### Exercise task
Count every line of the material that holds the string "JSON". Respond with the total only.

== Dataset content ==

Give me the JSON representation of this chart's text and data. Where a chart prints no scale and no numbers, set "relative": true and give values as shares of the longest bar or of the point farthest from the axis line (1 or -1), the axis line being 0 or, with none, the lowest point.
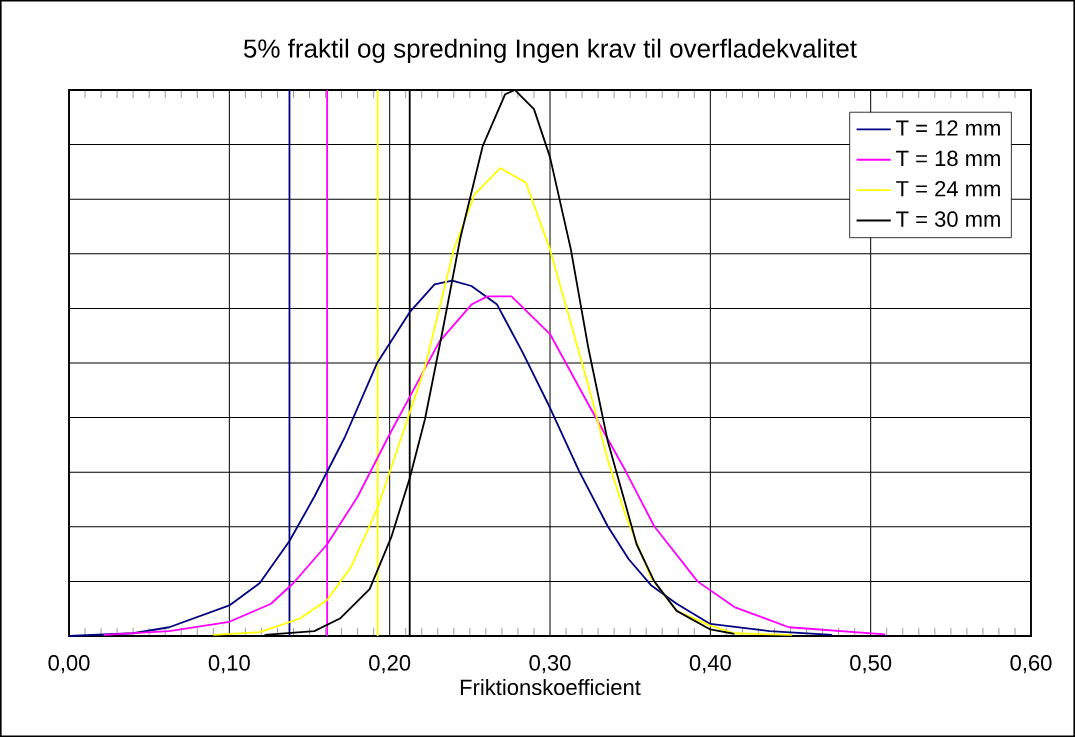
{
  "chart_data": {
    "type": "line",
    "title": "5% fraktil og spredning Ingen krav til overfladekvalitet",
    "xlabel": "Friktionskoefficient",
    "relative": true,
    "xlim": [
      0,
      0.6
    ],
    "xticks": [
      {
        "value": 0,
        "label": "0,00"
      },
      {
        "value": 0.1,
        "label": "0,10"
      },
      {
        "value": 0.2,
        "label": "0,20"
      },
      {
        "value": 0.3,
        "label": "0,30"
      },
      {
        "value": 0.4,
        "label": "0,40"
      },
      {
        "value": 0.5,
        "label": "0,50"
      },
      {
        "value": 0.6,
        "label": "0,60"
      }
    ],
    "grid": true,
    "legend": "top right",
    "marker": "none",
    "line_style": "solid",
    "series": [
      {
        "name": "T = 12 mm",
        "color": "#000080",
        "x": [
          0.0,
          0.04,
          0.0625,
          0.1,
          0.119,
          0.1375,
          0.153,
          0.172,
          0.192,
          0.2125,
          0.228,
          0.239,
          0.251,
          0.267,
          0.283,
          0.3,
          0.318,
          0.336,
          0.349,
          0.363,
          0.379,
          0.4,
          0.437,
          0.476
        ],
        "values": [
          0,
          0.005,
          0.016,
          0.056,
          0.097,
          0.174,
          0.255,
          0.364,
          0.499,
          0.593,
          0.644,
          0.651,
          0.641,
          0.607,
          0.519,
          0.418,
          0.303,
          0.201,
          0.141,
          0.093,
          0.059,
          0.022,
          0.009,
          0.002
        ]
      },
      {
        "name": "T = 18 mm",
        "color": "#ff00ff",
        "x": [
          0.0216,
          0.0625,
          0.1,
          0.126,
          0.14,
          0.161,
          0.18,
          0.199,
          0.2125,
          0.231,
          0.251,
          0.261,
          0.276,
          0.3,
          0.324,
          0.347,
          0.365,
          0.392,
          0.415,
          0.449,
          0.509
        ],
        "values": [
          0.002,
          0.009,
          0.026,
          0.059,
          0.097,
          0.168,
          0.255,
          0.364,
          0.438,
          0.539,
          0.607,
          0.622,
          0.622,
          0.553,
          0.424,
          0.303,
          0.201,
          0.1,
          0.053,
          0.016,
          0.003
        ]
      },
      {
        "name": "T = 24 mm",
        "color": "#ffff00",
        "x": [
          0.09,
          0.119,
          0.144,
          0.161,
          0.176,
          0.1925,
          0.208,
          0.222,
          0.24,
          0.253,
          0.269,
          0.285,
          0.3,
          0.324,
          0.336,
          0.347,
          0.363,
          0.379,
          0.4,
          0.415,
          0.451
        ],
        "values": [
          0.002,
          0.007,
          0.032,
          0.066,
          0.127,
          0.235,
          0.37,
          0.492,
          0.708,
          0.809,
          0.857,
          0.83,
          0.708,
          0.458,
          0.323,
          0.222,
          0.107,
          0.046,
          0.019,
          0.005,
          0.002
        ]
      },
      {
        "name": "T = 30 mm",
        "color": "#000000",
        "x": [
          0.122,
          0.153,
          0.169,
          0.1875,
          0.201,
          0.2125,
          0.222,
          0.233,
          0.244,
          0.258,
          0.272,
          0.278,
          0.29,
          0.3,
          0.313,
          0.324,
          0.336,
          0.347,
          0.354,
          0.365,
          0.379,
          0.4,
          0.415
        ],
        "values": [
          0.002,
          0.009,
          0.032,
          0.086,
          0.181,
          0.289,
          0.397,
          0.559,
          0.728,
          0.897,
          0.992,
          1.0,
          0.965,
          0.877,
          0.708,
          0.526,
          0.357,
          0.242,
          0.168,
          0.1,
          0.046,
          0.012,
          0.004
        ]
      }
    ],
    "ref_lines": [
      {
        "axis": "x",
        "value": 0.1375,
        "color": "#000080"
      },
      {
        "axis": "x",
        "value": 0.161,
        "color": "#ff00ff"
      },
      {
        "axis": "x",
        "value": 0.1925,
        "color": "#ffff00"
      },
      {
        "axis": "x",
        "value": 0.2125,
        "color": "#000000"
      }
    ]
  }
}
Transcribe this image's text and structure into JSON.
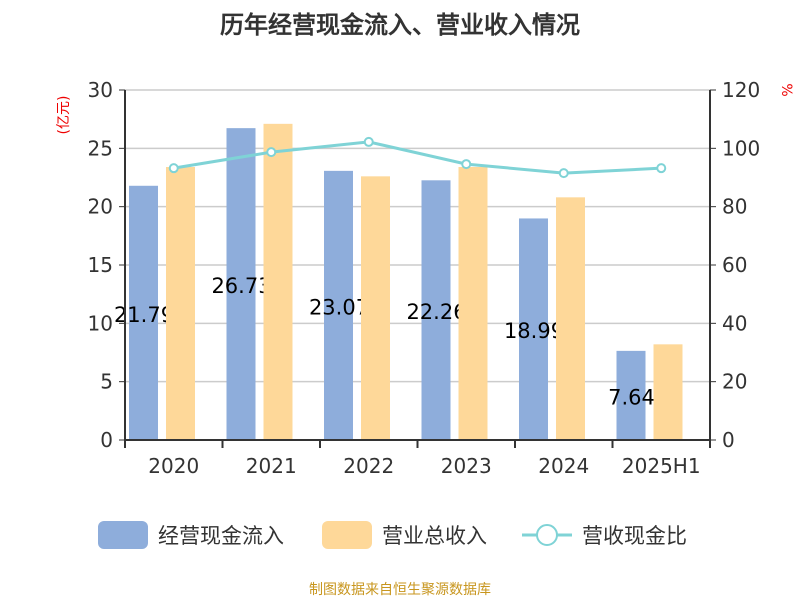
{
  "chart_data": {
    "type": "bar",
    "title": "历年经营现金流入、营业收入情况",
    "categories": [
      "2020",
      "2021",
      "2022",
      "2023",
      "2024",
      "2025H1"
    ],
    "left_axis": {
      "label": "(亿元)",
      "range": [
        0,
        30
      ],
      "ticks": [
        0,
        5,
        10,
        15,
        20,
        25,
        30
      ]
    },
    "right_axis": {
      "label": "%",
      "range": [
        0,
        120
      ],
      "ticks": [
        0,
        20,
        40,
        60,
        80,
        100,
        120
      ]
    },
    "grid": true,
    "legend_position": "bottom",
    "series": [
      {
        "name": "经营现金流入",
        "type": "bar",
        "axis": "left",
        "color": "#8eaddb",
        "values": [
          21.79,
          26.73,
          23.07,
          22.26,
          18.99,
          7.64
        ],
        "data_labels": [
          "21.79",
          "26.73",
          "23.07",
          "22.26",
          "18.99",
          "7.64"
        ]
      },
      {
        "name": "营业总收入",
        "type": "bar",
        "axis": "left",
        "color": "#fed899",
        "values": [
          23.4,
          27.1,
          22.6,
          23.4,
          20.8,
          8.2
        ]
      },
      {
        "name": "营收现金比",
        "type": "line",
        "axis": "right",
        "color": "#7fd3d6",
        "values": [
          93.2,
          98.7,
          102.2,
          94.6,
          91.5,
          93.2
        ]
      }
    ],
    "source": "制图数据来自恒生聚源数据库"
  }
}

===

### Result of the exercise
2